MATERIAL SHOWN:
++++++++++++++++++++

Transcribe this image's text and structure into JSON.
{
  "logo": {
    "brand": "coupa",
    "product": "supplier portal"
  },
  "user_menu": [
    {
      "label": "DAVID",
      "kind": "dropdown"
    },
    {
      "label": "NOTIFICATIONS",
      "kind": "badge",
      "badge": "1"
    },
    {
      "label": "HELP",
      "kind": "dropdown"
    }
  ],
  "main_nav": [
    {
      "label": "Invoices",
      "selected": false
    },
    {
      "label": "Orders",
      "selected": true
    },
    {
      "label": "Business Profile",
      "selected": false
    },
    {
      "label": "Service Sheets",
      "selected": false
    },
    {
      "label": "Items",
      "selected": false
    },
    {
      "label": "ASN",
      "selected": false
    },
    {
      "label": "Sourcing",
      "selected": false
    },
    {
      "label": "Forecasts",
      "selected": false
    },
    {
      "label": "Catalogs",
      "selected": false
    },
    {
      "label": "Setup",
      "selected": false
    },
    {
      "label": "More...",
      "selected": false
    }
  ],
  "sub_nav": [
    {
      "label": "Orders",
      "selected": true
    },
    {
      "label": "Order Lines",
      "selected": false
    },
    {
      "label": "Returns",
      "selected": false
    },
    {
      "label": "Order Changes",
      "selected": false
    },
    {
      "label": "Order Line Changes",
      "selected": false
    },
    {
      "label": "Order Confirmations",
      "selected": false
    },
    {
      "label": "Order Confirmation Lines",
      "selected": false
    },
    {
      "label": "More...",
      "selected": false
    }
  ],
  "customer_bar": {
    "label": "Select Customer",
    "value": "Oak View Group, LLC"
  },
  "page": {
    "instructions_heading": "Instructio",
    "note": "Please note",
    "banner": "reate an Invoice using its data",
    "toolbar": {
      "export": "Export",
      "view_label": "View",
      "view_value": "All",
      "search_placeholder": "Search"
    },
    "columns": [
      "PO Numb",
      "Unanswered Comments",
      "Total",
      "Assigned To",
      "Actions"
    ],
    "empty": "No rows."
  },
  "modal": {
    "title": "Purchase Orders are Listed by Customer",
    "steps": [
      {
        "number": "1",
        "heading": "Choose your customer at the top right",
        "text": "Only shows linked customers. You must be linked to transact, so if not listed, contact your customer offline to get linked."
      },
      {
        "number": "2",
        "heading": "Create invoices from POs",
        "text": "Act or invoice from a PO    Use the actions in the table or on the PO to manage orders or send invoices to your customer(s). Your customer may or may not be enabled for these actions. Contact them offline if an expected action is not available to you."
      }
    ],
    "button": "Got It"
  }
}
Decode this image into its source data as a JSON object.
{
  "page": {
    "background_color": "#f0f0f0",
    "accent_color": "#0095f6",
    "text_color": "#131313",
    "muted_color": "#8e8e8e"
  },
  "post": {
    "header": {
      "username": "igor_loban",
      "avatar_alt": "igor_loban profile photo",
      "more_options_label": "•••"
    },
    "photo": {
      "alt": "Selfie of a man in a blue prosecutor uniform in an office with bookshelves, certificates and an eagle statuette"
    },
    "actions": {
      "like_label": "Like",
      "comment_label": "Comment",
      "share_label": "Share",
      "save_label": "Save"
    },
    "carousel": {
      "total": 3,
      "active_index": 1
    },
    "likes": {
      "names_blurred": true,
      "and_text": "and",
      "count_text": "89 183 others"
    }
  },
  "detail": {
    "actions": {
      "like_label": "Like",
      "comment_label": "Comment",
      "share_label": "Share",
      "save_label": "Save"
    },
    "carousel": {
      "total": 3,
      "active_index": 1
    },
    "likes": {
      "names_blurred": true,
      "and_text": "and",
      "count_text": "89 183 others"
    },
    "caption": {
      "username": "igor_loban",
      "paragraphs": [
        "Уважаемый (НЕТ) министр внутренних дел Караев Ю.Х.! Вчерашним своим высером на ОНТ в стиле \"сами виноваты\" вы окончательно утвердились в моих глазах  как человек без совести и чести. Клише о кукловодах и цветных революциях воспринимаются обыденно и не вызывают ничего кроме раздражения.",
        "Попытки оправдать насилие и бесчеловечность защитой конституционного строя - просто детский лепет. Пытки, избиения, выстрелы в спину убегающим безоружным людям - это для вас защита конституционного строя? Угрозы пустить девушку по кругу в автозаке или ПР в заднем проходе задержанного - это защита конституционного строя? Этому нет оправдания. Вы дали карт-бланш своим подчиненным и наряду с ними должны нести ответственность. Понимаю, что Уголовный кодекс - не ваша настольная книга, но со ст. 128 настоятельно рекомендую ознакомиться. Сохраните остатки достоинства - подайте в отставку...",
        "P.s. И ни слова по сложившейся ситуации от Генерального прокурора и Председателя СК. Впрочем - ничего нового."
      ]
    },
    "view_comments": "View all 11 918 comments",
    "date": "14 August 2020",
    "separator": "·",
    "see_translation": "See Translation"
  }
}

++++++++++++++++++++

INSTRUCTION:
All of the data must be returned exactly.

ANSWER BELOW:
Transcribe this image's text and structure into JSON.
{
  "logo": {
    "brand": "coupa",
    "product": "supplier portal"
  },
  "user_menu": [
    {
      "label": "DAVID",
      "kind": "dropdown"
    },
    {
      "label": "NOTIFICATIONS",
      "kind": "badge",
      "badge": "1"
    },
    {
      "label": "HELP",
      "kind": "dropdown"
    }
  ],
  "main_nav": [
    {
      "label": "Invoices",
      "selected": false
    },
    {
      "label": "Orders",
      "selected": true
    },
    {
      "label": "Business Profile",
      "selected": false
    },
    {
      "label": "Service Sheets",
      "selected": false
    },
    {
      "label": "Items",
      "selected": false
    },
    {
      "label": "ASN",
      "selected": false
    },
    {
      "label": "Sourcing",
      "selected": false
    },
    {
      "label": "Forecasts",
      "selected": false
    },
    {
      "label": "Catalogs",
      "selected": false
    },
    {
      "label": "Setup",
      "selected": false
    },
    {
      "label": "More...",
      "selected": false
    }
  ],
  "sub_nav": [
    {
      "label": "Orders",
      "selected": true
    },
    {
      "label": "Order Lines",
      "selected": false
    },
    {
      "label": "Returns",
      "selected": false
    },
    {
      "label": "Order Changes",
      "selected": false
    },
    {
      "label": "Order Line Changes",
      "selected": false
    },
    {
      "label": "Order Confirmations",
      "selected": false
    },
    {
      "label": "Order Confirmation Lines",
      "selected": false
    },
    {
      "label": "More...",
      "selected": false
    }
  ],
  "customer_bar": {
    "label": "Select Customer",
    "value": "Oak View Group, LLC"
  },
  "page": {
    "instructions_heading": "Instructio",
    "note": "Please note",
    "banner": "reate an Invoice using its data",
    "toolbar": {
      "export": "Export",
      "view_label": "View",
      "view_value": "All",
      "search_placeholder": "Search"
    },
    "columns": [
      "PO Numb",
      "Unanswered Comments",
      "Total",
      "Assigned To",
      "Actions"
    ],
    "empty": "No rows."
  },
  "modal": {
    "title": "Purchase Orders are Listed by Customer",
    "steps": [
      {
        "number": "1",
        "heading": "Choose your customer at the top right",
        "text": "Only shows linked customers. You must be linked to transact, so if not listed, contact your customer offline to get linked."
      },
      {
        "number": "2",
        "heading": "Create invoices from POs",
        "text": "Act or invoice from a PO    Use the actions in the table or on the PO to manage orders or send invoices to your customer(s). Your customer may or may not be enabled for these actions. Contact them offline if an expected action is not available to you."
      }
    ],
    "button": "Got It"
  }
}
Decode this image into its source data as a JSON object.
{
  "page": {
    "background_color": "#f0f0f0",
    "accent_color": "#0095f6",
    "text_color": "#131313",
    "muted_color": "#8e8e8e"
  },
  "post": {
    "header": {
      "username": "igor_loban",
      "avatar_alt": "igor_loban profile photo",
      "more_options_label": "•••"
    },
    "photo": {
      "alt": "Selfie of a man in a blue prosecutor uniform in an office with bookshelves, certificates and an eagle statuette"
    },
    "actions": {
      "like_label": "Like",
      "comment_label": "Comment",
      "share_label": "Share",
      "save_label": "Save"
    },
    "carousel": {
      "total": 3,
      "active_index": 1
    },
    "likes": {
      "names_blurred": true,
      "and_text": "and",
      "count_text": "89 183 others"
    }
  },
  "detail": {
    "actions": {
      "like_label": "Like",
      "comment_label": "Comment",
      "share_label": "Share",
      "save_label": "Save"
    },
    "carousel": {
      "total": 3,
      "active_index": 1
    },
    "likes": {
      "names_blurred": true,
      "and_text": "and",
      "count_text": "89 183 others"
    },
    "caption": {
      "username": "igor_loban",
      "paragraphs": [
        "Уважаемый (НЕТ) министр внутренних дел Караев Ю.Х.! Вчерашним своим высером на ОНТ в стиле \"сами виноваты\" вы окончательно утвердились в моих глазах  как человек без совести и чести. Клише о кукловодах и цветных революциях воспринимаются обыденно и не вызывают ничего кроме раздражения.",
        "Попытки оправдать насилие и бесчеловечность защитой конституционного строя - просто детский лепет. Пытки, избиения, выстрелы в спину убегающим безоружным людям - это для вас защита конституционного строя? Угрозы пустить девушку по кругу в автозаке или ПР в заднем проходе задержанного - это защита конституционного строя? Этому нет оправдания. Вы дали карт-бланш своим подчиненным и наряду с ними должны нести ответственность. Понимаю, что Уголовный кодекс - не ваша настольная книга, но со ст. 128 настоятельно рекомендую ознакомиться. Сохраните остатки достоинства - подайте в отставку...",
        "P.s. И ни слова по сложившейся ситуации от Генерального прокурора и Председателя СК. Впрочем - ничего нового."
      ]
    },
    "view_comments": "View all 11 918 comments",
    "date": "14 August 2020",
    "separator": "·",
    "see_translation": "See Translation"
  }
}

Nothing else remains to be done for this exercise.